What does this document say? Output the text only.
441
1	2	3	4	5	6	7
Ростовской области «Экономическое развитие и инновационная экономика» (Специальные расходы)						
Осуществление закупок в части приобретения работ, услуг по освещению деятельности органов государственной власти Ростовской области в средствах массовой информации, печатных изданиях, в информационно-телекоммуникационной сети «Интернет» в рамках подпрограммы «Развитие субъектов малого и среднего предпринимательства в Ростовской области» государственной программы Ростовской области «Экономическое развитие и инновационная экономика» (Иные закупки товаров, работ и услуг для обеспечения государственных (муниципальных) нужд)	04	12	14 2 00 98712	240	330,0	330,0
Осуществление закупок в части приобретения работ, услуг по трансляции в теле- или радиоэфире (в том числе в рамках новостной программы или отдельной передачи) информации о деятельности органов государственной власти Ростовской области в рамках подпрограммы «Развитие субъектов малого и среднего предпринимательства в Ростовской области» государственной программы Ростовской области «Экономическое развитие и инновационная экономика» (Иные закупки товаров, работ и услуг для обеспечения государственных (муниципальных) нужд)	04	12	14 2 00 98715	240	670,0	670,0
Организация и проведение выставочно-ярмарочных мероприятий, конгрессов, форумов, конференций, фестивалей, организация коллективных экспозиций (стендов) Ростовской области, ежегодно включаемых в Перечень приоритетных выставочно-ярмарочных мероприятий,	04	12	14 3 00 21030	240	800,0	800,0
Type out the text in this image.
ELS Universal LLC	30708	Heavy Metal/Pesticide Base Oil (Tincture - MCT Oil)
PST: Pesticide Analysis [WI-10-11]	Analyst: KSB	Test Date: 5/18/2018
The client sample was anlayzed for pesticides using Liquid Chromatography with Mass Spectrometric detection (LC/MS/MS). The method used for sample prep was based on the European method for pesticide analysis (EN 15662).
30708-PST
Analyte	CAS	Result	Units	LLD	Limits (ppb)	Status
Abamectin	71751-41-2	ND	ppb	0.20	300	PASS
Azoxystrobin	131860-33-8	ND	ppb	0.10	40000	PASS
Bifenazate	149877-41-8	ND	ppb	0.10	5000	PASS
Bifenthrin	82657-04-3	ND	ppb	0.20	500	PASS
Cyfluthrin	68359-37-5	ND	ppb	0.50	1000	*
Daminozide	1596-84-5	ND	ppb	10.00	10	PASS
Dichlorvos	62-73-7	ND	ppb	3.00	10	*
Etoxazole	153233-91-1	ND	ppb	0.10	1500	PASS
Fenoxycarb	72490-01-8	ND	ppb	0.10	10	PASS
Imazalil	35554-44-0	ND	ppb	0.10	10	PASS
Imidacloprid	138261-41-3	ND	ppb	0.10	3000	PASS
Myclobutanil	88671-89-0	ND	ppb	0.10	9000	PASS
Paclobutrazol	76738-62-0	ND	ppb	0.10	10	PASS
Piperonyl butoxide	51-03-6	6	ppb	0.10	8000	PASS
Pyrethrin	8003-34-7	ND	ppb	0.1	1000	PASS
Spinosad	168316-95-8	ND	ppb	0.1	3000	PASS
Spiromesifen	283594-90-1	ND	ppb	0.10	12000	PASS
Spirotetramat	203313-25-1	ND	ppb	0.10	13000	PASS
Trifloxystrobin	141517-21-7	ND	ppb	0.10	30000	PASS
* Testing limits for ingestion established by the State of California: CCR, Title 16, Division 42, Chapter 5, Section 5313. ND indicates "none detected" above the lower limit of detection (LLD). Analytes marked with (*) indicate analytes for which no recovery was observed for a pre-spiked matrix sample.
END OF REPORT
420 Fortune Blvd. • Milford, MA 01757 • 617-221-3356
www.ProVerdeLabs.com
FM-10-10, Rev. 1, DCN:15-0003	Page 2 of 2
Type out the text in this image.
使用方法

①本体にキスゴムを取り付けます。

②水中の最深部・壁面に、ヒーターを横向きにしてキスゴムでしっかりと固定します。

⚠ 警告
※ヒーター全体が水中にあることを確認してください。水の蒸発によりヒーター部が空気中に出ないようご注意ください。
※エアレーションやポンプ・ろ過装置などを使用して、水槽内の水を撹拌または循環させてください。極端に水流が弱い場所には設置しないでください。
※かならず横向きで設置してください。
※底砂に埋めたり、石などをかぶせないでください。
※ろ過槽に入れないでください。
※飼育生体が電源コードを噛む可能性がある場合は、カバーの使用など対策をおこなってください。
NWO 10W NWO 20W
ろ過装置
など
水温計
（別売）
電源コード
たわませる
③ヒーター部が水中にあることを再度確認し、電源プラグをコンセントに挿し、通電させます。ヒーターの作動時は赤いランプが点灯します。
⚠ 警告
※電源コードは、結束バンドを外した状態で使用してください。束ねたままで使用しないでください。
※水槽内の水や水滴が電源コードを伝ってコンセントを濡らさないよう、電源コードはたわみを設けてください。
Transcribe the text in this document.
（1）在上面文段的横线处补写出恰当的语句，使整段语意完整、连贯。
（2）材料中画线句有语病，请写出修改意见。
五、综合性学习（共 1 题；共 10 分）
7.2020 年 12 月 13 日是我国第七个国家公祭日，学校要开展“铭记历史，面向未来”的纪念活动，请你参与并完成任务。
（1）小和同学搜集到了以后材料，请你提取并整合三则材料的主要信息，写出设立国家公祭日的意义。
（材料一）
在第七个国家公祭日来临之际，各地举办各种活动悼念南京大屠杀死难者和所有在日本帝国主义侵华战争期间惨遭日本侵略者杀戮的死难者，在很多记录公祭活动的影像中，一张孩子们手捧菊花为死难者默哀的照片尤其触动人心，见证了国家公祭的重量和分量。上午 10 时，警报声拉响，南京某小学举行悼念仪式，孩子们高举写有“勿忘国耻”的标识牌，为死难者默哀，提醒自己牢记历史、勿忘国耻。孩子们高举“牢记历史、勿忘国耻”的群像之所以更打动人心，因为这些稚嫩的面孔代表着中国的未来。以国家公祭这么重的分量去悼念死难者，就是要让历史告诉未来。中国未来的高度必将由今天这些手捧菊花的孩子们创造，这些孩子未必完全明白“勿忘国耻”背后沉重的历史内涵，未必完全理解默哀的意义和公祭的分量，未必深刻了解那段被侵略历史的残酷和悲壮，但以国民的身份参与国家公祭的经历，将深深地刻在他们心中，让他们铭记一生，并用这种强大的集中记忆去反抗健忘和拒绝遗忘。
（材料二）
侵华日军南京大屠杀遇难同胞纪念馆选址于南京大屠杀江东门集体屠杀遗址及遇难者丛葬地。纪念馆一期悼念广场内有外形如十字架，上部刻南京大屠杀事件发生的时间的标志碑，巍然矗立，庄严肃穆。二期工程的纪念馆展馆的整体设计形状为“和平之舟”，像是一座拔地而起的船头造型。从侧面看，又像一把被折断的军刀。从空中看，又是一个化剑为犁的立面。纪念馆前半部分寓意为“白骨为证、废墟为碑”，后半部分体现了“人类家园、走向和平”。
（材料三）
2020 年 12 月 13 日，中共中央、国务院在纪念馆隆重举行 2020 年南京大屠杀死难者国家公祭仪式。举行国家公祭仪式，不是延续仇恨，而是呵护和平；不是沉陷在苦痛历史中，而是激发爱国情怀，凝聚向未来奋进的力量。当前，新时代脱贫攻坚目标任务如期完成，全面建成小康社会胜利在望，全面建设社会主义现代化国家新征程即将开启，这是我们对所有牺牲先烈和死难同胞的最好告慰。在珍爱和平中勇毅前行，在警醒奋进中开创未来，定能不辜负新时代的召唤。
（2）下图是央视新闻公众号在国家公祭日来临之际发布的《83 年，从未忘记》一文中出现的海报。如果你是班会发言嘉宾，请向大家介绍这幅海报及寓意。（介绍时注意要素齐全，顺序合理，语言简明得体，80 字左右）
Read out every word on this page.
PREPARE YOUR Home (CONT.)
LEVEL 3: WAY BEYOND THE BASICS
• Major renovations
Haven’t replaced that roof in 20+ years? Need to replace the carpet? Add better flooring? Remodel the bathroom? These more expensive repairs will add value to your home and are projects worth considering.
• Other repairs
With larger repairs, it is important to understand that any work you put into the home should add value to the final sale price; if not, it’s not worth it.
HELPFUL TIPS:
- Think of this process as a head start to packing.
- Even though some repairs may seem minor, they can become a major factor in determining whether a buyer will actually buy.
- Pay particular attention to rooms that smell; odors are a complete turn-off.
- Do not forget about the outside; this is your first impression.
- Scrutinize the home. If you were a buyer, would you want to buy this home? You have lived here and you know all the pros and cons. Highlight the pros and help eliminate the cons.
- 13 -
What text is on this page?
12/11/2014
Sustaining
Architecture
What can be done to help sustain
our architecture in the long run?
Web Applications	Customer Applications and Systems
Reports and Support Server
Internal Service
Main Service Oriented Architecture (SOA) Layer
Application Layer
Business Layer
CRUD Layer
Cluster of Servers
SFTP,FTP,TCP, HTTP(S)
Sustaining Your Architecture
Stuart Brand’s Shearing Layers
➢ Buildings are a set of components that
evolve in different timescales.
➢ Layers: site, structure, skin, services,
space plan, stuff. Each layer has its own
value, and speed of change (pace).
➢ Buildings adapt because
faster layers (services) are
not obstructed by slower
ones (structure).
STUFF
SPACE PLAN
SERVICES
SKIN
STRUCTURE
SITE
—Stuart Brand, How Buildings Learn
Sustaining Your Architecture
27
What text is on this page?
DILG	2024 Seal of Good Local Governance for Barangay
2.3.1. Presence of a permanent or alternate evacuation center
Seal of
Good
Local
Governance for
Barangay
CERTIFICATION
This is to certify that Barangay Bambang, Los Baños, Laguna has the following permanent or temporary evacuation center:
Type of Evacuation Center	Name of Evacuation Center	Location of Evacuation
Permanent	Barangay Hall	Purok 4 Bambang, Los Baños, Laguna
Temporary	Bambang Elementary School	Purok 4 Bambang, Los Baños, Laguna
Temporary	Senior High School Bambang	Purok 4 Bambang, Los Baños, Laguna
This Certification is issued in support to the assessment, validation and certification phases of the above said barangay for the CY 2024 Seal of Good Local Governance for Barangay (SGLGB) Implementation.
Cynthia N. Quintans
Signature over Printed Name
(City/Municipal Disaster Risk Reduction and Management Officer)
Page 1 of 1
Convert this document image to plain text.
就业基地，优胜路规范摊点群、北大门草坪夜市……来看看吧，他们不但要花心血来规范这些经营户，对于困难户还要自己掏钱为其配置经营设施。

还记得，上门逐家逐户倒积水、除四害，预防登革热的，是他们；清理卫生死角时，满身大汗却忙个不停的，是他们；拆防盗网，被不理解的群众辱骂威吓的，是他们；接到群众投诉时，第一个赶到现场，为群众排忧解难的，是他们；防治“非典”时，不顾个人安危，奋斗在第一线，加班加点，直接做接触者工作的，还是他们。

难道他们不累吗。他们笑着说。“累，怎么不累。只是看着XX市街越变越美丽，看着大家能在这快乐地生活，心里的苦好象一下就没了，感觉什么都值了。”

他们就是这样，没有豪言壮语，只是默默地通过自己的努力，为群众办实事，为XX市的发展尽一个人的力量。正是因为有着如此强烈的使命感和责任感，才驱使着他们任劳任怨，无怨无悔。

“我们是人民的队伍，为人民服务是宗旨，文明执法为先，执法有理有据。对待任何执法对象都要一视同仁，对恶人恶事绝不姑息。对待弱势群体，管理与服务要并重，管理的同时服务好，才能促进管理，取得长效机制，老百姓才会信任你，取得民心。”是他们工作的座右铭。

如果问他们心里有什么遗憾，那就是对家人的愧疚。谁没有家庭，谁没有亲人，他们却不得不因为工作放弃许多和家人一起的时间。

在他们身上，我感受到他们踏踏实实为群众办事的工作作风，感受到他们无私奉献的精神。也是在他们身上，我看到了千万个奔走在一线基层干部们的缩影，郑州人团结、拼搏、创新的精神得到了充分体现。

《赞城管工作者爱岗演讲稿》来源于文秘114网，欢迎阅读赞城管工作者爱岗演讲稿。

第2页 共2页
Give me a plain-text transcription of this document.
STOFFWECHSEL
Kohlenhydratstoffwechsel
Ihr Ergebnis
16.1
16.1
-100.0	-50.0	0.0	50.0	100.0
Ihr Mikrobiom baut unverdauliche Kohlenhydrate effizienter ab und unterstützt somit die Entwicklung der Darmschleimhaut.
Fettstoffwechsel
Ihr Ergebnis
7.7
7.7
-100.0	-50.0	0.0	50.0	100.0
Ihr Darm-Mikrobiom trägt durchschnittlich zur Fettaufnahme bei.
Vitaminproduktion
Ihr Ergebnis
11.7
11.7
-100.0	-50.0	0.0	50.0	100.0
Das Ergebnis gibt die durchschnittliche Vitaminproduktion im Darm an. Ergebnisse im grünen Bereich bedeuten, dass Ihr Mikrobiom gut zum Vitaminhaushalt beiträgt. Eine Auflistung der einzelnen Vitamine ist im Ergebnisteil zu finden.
+-------+
Given request: From the line containing "Give me a plain-text" through the closing line of the material above, return every line exactly and omit all others.

Exercise response:
Give me a plain-text transcription of this document.
STOFFWECHSEL
Kohlenhydratstoffwechsel
Ihr Ergebnis
16.1
16.1
-100.0	-50.0	0.0	50.0	100.0
Ihr Mikrobiom baut unverdauliche Kohlenhydrate effizienter ab und unterstützt somit die Entwicklung der Darmschleimhaut.
Fettstoffwechsel
Ihr Ergebnis
7.7
7.7
-100.0	-50.0	0.0	50.0	100.0
Ihr Darm-Mikrobiom trägt durchschnittlich zur Fettaufnahme bei.
Vitaminproduktion
Ihr Ergebnis
11.7
11.7
-100.0	-50.0	0.0	50.0	100.0
Das Ergebnis gibt die durchschnittliche Vitaminproduktion im Darm an. Ergebnisse im grünen Bereich bedeuten, dass Ihr Mikrobiom gut zum Vitaminhaushalt beiträgt. Eine Auflistung der einzelnen Vitamine ist im Ergebnisteil zu finden.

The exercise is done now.